§ **Written request**
Print the data that follows exactly.

------ Provided data ------

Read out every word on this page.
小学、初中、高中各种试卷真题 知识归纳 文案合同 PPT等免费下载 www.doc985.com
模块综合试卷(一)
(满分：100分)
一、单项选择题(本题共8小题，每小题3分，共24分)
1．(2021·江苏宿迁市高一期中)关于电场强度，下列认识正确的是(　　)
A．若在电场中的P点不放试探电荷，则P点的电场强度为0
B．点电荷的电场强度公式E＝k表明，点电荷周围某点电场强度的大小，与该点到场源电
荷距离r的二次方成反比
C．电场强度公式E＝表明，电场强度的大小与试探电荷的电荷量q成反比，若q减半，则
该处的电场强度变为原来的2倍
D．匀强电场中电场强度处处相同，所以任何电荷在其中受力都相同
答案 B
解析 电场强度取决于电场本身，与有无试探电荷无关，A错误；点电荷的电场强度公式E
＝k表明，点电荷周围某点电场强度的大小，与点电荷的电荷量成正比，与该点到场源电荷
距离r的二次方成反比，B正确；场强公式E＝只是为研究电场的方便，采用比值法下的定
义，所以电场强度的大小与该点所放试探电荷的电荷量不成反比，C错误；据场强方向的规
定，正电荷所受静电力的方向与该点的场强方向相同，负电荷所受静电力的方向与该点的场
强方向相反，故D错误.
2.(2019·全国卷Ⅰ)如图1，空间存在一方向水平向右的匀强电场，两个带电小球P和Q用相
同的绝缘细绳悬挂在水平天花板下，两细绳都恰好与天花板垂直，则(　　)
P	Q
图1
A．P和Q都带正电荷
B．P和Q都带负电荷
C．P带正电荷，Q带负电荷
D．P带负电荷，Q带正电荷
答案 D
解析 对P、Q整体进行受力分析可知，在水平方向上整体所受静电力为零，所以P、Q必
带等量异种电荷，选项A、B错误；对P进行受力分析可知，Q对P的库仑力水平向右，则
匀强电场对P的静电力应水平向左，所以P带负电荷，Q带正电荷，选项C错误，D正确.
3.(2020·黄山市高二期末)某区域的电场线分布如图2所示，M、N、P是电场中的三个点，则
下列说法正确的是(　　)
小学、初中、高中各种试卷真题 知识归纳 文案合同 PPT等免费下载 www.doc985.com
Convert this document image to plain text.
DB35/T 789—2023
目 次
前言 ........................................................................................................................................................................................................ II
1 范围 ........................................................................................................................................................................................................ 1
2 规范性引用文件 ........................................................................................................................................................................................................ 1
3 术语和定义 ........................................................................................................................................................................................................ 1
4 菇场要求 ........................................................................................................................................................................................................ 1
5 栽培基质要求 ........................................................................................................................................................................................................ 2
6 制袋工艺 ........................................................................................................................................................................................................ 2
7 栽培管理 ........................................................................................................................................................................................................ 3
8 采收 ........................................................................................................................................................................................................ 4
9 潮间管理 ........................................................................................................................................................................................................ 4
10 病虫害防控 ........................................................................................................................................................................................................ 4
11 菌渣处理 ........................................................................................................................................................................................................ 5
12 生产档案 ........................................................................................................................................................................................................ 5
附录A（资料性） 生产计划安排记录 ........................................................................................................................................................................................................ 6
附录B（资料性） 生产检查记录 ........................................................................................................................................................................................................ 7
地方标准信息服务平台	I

------

§ **Final answer**
Read out every word on this page.
小学、初中、高中各种试卷真题 知识归纳 文案合同 PPT等免费下载 www.doc985.com
模块综合试卷(一)
(满分：100分)
一、单项选择题(本题共8小题，每小题3分，共24分)
1．(2021·江苏宿迁市高一期中)关于电场强度，下列认识正确的是(　　)
A．若在电场中的P点不放试探电荷，则P点的电场强度为0
B．点电荷的电场强度公式E＝k表明，点电荷周围某点电场强度的大小，与该点到场源电
荷距离r的二次方成反比
C．电场强度公式E＝表明，电场强度的大小与试探电荷的电荷量q成反比，若q减半，则
该处的电场强度变为原来的2倍
D．匀强电场中电场强度处处相同，所以任何电荷在其中受力都相同
答案 B
解析 电场强度取决于电场本身，与有无试探电荷无关，A错误；点电荷的电场强度公式E
＝k表明，点电荷周围某点电场强度的大小，与点电荷的电荷量成正比，与该点到场源电荷
距离r的二次方成反比，B正确；场强公式E＝只是为研究电场的方便，采用比值法下的定
义，所以电场强度的大小与该点所放试探电荷的电荷量不成反比，C错误；据场强方向的规
定，正电荷所受静电力的方向与该点的场强方向相同，负电荷所受静电力的方向与该点的场
强方向相反，故D错误.
2.(2019·全国卷Ⅰ)如图1，空间存在一方向水平向右的匀强电场，两个带电小球P和Q用相
同的绝缘细绳悬挂在水平天花板下，两细绳都恰好与天花板垂直，则(　　)
P	Q
图1
A．P和Q都带正电荷
B．P和Q都带负电荷
C．P带正电荷，Q带负电荷
D．P带负电荷，Q带正电荷
答案 D
解析 对P、Q整体进行受力分析可知，在水平方向上整体所受静电力为零，所以P、Q必
带等量异种电荷，选项A、B错误；对P进行受力分析可知，Q对P的库仑力水平向右，则
匀强电场对P的静电力应水平向左，所以P带负电荷，Q带正电荷，选项C错误，D正确.
3.(2020·黄山市高二期末)某区域的电场线分布如图2所示，M、N、P是电场中的三个点，则
下列说法正确的是(　　)
小学、初中、高中各种试卷真题 知识归纳 文案合同 PPT等免费下载 www.doc985.com
Convert this document image to plain text.
DB35/T 789—2023
目 次
前言 ........................................................................................................................................................................................................ II
1 范围 ........................................................................................................................................................................................................ 1
2 规范性引用文件 ........................................................................................................................................................................................................ 1
3 术语和定义 ........................................................................................................................................................................................................ 1
4 菇场要求 ........................................................................................................................................................................................................ 1
5 栽培基质要求 ........................................................................................................................................................................................................ 2
6 制袋工艺 ........................................................................................................................................................................................................ 2
7 栽培管理 ........................................................................................................................................................................................................ 3
8 采收 ........................................................................................................................................................................................................ 4
9 潮间管理 ........................................................................................................................................................................................................ 4
10 病虫害防控 ........................................................................................................................................................................................................ 4
11 菌渣处理 ........................................................................................................................................................................................................ 5
12 生产档案 ........................................................................................................................................................................................................ 5
附录A（资料性） 生产计划安排记录 ........................................................................................................................................................................................................ 6
附录B（资料性） 生产检查记录 ........................................................................................................................................................................................................ 7
地方标准信息服务平台	I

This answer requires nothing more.